### SHORT EXERCISE:
Repeat the records below word for word, but start at the line that contains "Output the text content of this document.", stop after the last line, and include nothing else.
=== RECORDS ===
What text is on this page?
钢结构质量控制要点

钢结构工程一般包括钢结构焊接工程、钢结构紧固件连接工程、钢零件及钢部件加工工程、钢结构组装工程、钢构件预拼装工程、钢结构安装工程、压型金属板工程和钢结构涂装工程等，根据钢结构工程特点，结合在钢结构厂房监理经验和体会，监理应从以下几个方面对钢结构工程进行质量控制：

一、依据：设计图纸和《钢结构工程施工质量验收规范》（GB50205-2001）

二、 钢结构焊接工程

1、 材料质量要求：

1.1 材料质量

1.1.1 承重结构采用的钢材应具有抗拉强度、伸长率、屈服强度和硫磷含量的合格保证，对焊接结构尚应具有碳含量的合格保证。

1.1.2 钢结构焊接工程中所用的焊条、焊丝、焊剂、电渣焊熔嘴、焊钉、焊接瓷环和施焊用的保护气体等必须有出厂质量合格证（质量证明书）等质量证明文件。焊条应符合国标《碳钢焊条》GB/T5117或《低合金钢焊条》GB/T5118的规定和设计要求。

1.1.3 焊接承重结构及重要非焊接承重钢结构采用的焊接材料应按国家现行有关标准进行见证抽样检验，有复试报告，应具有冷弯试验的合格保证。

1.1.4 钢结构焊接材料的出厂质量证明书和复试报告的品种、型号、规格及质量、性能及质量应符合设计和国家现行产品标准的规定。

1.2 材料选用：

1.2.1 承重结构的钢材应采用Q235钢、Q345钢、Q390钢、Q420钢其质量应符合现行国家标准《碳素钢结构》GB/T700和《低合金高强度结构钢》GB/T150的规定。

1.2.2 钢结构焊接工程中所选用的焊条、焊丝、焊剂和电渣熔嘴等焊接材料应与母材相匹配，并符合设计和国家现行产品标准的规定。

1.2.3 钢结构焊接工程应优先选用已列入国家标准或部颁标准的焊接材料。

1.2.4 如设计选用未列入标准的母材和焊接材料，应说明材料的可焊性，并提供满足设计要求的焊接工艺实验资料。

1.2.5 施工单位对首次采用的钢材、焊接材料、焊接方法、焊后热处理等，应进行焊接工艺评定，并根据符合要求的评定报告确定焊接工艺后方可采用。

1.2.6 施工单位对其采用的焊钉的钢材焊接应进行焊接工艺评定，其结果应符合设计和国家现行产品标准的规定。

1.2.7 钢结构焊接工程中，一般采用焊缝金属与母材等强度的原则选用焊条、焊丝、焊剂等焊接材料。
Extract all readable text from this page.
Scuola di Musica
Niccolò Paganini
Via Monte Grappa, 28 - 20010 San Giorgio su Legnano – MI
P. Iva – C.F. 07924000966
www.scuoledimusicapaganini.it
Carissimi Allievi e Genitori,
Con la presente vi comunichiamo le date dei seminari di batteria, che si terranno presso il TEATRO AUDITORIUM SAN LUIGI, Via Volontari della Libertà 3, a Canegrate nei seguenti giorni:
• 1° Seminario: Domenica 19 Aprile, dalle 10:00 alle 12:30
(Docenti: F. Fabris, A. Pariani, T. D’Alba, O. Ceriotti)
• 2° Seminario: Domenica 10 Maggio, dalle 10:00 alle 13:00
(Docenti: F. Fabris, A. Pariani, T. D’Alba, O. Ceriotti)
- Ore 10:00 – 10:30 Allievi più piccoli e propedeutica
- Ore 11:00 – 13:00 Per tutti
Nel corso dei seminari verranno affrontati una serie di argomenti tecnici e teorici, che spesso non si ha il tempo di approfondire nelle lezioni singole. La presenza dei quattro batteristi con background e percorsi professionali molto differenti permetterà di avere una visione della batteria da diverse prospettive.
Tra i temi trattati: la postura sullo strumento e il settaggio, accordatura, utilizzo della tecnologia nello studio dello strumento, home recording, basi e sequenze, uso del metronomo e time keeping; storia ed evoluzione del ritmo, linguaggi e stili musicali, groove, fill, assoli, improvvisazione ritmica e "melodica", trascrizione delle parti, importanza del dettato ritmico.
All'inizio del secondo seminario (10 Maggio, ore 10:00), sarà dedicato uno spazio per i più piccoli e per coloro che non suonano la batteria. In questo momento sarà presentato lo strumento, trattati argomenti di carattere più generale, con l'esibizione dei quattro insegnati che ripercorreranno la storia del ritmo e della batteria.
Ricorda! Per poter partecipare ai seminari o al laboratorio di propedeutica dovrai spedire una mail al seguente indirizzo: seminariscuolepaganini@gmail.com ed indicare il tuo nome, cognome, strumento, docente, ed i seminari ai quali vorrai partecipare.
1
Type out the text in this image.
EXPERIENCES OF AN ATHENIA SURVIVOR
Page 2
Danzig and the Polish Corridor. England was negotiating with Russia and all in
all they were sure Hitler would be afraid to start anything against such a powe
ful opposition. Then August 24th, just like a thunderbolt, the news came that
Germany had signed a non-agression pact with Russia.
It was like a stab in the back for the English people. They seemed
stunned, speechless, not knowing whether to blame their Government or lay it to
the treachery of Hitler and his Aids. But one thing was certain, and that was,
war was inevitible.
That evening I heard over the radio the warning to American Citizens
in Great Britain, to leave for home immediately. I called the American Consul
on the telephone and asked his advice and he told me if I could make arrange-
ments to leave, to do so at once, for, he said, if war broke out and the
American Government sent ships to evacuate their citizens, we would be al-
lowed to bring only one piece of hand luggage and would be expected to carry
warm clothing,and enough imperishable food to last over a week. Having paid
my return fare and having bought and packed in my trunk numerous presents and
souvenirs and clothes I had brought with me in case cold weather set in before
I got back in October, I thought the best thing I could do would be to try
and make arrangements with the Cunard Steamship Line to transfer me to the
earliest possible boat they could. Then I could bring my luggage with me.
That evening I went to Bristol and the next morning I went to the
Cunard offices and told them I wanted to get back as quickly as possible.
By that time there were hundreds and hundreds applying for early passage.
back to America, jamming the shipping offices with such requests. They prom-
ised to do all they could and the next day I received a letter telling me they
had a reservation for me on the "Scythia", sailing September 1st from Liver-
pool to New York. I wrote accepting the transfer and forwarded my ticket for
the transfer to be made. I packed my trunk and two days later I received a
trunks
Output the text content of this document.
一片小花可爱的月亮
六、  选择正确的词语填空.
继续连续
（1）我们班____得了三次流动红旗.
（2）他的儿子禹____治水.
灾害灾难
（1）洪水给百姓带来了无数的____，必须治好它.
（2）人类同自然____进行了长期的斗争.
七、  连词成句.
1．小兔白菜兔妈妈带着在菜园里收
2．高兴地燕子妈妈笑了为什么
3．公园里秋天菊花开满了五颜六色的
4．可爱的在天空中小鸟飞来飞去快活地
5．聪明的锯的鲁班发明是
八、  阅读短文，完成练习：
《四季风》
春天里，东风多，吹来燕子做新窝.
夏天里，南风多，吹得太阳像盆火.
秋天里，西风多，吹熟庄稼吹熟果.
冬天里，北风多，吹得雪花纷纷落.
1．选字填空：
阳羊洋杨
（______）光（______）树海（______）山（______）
===
### THE COMPLETED TASK:
Output the text content of this document.
一片小花可爱的月亮
六、  选择正确的词语填空.
继续连续
（1）我们班____得了三次流动红旗.
（2）他的儿子禹____治水.
灾害灾难
（1）洪水给百姓带来了无数的____，必须治好它.
（2）人类同自然____进行了长期的斗争.
七、  连词成句.
1．小兔白菜兔妈妈带着在菜园里收
2．高兴地燕子妈妈笑了为什么
3．公园里秋天菊花开满了五颜六色的
4．可爱的在天空中小鸟飞来飞去快活地
5．聪明的锯的鲁班发明是
八、  阅读短文，完成练习：
《四季风》
春天里，东风多，吹来燕子做新窝.
夏天里，南风多，吹得太阳像盆火.
秋天里，西风多，吹熟庄稼吹熟果.
冬天里，北风多，吹得雪花纷纷落.
1．选字填空：
阳羊洋杨
（______）光（______）树海（______）山（______）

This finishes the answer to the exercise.